## START

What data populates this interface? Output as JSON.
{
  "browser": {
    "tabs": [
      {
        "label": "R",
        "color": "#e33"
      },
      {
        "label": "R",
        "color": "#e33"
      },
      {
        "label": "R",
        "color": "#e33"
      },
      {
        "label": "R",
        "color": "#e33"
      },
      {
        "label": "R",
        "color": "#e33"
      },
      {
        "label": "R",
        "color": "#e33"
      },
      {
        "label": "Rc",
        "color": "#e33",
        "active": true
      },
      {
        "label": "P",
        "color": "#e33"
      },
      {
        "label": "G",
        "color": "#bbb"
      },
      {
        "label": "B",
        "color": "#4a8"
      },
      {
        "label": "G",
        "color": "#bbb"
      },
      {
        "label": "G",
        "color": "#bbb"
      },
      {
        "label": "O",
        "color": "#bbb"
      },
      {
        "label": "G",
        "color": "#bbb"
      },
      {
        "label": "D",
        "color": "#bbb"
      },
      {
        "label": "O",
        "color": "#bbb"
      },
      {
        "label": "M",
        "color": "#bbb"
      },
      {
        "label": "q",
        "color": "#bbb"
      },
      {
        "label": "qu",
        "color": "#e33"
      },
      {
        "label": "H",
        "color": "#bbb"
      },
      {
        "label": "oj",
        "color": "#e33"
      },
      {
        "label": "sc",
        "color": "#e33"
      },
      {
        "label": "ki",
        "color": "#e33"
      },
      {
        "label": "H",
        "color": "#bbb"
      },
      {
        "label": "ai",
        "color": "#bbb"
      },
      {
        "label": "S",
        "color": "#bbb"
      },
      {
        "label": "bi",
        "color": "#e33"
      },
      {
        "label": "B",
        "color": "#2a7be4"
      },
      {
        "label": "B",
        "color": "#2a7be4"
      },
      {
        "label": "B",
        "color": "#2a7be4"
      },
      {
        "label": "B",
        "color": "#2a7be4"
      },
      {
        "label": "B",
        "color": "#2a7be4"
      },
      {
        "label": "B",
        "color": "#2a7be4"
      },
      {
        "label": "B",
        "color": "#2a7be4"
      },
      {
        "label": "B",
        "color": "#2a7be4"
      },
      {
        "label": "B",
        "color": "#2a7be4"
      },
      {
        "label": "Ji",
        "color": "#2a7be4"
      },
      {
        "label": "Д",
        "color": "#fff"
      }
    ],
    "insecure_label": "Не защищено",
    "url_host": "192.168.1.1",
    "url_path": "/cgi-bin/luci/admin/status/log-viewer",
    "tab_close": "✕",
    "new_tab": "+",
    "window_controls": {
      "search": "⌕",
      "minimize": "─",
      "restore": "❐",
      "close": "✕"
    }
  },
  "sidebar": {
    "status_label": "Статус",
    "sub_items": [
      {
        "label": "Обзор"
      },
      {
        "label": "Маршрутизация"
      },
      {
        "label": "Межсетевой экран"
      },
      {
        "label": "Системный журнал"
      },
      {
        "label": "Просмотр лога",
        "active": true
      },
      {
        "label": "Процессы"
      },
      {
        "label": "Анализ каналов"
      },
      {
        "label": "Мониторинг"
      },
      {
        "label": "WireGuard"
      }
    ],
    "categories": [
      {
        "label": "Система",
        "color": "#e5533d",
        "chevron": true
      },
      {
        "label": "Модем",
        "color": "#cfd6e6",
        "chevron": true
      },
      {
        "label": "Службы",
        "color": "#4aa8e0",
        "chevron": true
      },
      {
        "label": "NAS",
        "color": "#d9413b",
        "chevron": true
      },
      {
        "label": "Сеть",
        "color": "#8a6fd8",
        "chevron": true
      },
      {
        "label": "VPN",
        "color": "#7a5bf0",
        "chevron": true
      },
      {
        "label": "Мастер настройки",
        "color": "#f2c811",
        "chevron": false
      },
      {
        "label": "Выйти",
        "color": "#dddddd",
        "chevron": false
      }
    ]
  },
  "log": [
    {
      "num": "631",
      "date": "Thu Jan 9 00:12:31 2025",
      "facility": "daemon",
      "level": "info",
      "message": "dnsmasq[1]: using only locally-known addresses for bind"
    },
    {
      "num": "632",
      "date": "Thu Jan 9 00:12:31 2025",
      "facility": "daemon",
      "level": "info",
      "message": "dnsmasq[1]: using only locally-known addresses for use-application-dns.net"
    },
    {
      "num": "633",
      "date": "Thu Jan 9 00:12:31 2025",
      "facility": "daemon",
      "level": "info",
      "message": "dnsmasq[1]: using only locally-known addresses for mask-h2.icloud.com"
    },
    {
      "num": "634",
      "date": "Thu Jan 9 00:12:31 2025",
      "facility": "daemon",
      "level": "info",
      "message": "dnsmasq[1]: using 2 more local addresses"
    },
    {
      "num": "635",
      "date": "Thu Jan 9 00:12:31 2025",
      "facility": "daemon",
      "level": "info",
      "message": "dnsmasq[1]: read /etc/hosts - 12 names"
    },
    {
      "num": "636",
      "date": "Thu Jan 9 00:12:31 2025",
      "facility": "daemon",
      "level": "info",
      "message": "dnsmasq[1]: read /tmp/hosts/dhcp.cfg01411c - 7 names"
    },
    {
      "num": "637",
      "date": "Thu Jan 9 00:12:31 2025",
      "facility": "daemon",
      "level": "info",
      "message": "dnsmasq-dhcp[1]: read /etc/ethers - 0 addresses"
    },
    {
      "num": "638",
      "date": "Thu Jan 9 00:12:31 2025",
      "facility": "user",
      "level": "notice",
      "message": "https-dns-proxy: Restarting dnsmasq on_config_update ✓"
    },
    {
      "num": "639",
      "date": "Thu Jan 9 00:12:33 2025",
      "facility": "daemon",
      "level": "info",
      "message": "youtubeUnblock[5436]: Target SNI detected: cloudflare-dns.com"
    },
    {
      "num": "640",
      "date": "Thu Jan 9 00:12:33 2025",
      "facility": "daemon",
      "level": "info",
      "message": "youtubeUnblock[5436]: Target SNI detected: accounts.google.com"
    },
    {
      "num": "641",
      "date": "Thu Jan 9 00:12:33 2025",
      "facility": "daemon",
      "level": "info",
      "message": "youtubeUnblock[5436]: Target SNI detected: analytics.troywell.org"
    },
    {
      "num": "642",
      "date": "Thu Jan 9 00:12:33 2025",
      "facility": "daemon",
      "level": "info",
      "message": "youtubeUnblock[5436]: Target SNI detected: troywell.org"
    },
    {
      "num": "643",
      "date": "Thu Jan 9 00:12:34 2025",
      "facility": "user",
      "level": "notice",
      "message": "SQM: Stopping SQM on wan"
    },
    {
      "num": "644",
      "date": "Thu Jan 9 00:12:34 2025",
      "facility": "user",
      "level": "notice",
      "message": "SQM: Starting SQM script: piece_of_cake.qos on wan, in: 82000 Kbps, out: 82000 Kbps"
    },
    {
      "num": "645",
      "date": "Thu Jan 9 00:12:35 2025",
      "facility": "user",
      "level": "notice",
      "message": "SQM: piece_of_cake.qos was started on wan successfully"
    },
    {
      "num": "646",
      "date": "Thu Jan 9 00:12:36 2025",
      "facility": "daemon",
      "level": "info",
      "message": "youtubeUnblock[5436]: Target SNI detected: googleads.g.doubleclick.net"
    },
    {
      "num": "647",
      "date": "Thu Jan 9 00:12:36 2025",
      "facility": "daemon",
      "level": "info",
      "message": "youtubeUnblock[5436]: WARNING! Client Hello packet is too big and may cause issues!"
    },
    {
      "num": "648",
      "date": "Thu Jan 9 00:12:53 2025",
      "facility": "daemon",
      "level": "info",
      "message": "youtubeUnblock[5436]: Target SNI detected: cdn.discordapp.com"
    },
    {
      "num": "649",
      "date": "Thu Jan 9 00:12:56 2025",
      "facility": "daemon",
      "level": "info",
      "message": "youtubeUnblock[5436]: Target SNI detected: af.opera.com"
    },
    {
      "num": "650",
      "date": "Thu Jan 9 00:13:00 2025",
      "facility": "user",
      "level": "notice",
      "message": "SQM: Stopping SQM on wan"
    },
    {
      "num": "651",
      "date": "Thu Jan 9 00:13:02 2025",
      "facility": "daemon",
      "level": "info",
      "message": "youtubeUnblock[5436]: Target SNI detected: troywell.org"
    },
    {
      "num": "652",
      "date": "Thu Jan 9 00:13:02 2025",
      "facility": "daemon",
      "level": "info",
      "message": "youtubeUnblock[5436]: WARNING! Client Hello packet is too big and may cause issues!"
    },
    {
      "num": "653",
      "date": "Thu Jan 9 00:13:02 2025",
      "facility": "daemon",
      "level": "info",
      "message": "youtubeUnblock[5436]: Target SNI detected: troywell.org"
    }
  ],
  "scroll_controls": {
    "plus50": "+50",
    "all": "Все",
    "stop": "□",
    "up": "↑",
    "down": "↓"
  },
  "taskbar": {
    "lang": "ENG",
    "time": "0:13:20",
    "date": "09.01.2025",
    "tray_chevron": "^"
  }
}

## END

### The request
Consider the entries above and return each line with the string "only".

### Answer below
      "message": "dnsmasq[1]: using only locally-known addresses for bind"
      "message": "dnsmasq[1]: using only locally-known addresses for use-application-dns.net"
      "message": "dnsmasq[1]: using only locally-known addresses for mask-h2.icloud.com"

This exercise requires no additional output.